## TASK BRIEF:
Set the listing down unchanged, minus every embedded image.

----

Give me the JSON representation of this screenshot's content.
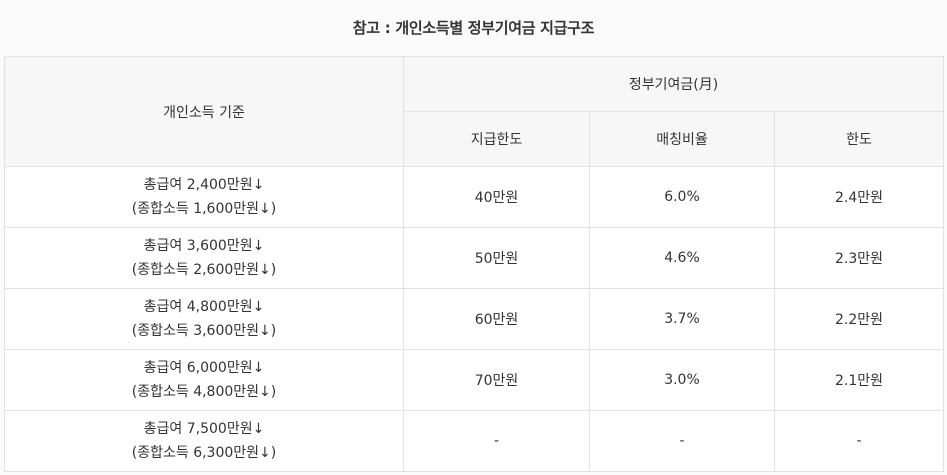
{
  "caption": "참고 : 개인소득별 정부기여금 지급구조",
  "table": {
    "header": {
      "income_col": "개인소득 기준",
      "group": "정부기여금(月)",
      "sub": [
        "지급한도",
        "매칭비율",
        "한도"
      ]
    },
    "rows": [
      {
        "line1": "총급여 2,400만원↓",
        "line2": "(종합소득 1,600만원↓)",
        "limit": "40만원",
        "ratio": "6.0%",
        "cap": "2.4만원"
      },
      {
        "line1": "총급여 3,600만원↓",
        "line2": "(종합소득 2,600만원↓)",
        "limit": "50만원",
        "ratio": "4.6%",
        "cap": "2.3만원"
      },
      {
        "line1": "총급여 4,800만원↓",
        "line2": "(종합소득 3,600만원↓)",
        "limit": "60만원",
        "ratio": "3.7%",
        "cap": "2.2만원"
      },
      {
        "line1": "총급여 6,000만원↓",
        "line2": "(종합소득 4,800만원↓)",
        "limit": "70만원",
        "ratio": "3.0%",
        "cap": "2.1만원"
      },
      {
        "line1": "총급여 7,500만원↓",
        "line2": "(종합소득 6,300만원↓)",
        "limit": "-",
        "ratio": "-",
        "cap": "-"
      }
    ]
  }
}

----

## OUTPUT OF THE TASK:
Give me the JSON representation of this screenshot's content.
{
  "caption": "참고 : 개인소득별 정부기여금 지급구조",
  "table": {
    "header": {
      "income_col": "개인소득 기준",
      "group": "정부기여금(月)",
      "sub": [
        "지급한도",
        "매칭비율",
        "한도"
      ]
    },
    "rows": [
      {
        "line1": "총급여 2,400만원↓",
        "line2": "(종합소득 1,600만원↓)",
        "limit": "40만원",
        "ratio": "6.0%",
        "cap": "2.4만원"
      },
      {
        "line1": "총급여 3,600만원↓",
        "line2": "(종합소득 2,600만원↓)",
        "limit": "50만원",
        "ratio": "4.6%",
        "cap": "2.3만원"
      },
      {
        "line1": "총급여 4,800만원↓",
        "line2": "(종합소득 3,600만원↓)",
        "limit": "60만원",
        "ratio": "3.7%",
        "cap": "2.2만원"
      },
      {
        "line1": "총급여 6,000만원↓",
        "line2": "(종합소득 4,800만원↓)",
        "limit": "70만원",
        "ratio": "3.0%",
        "cap": "2.1만원"
      },
      {
        "line1": "총급여 7,500만원↓",
        "line2": "(종합소득 6,300만원↓)",
        "limit": "-",
        "ratio": "-",
        "cap": "-"
      }
    ]
  }
}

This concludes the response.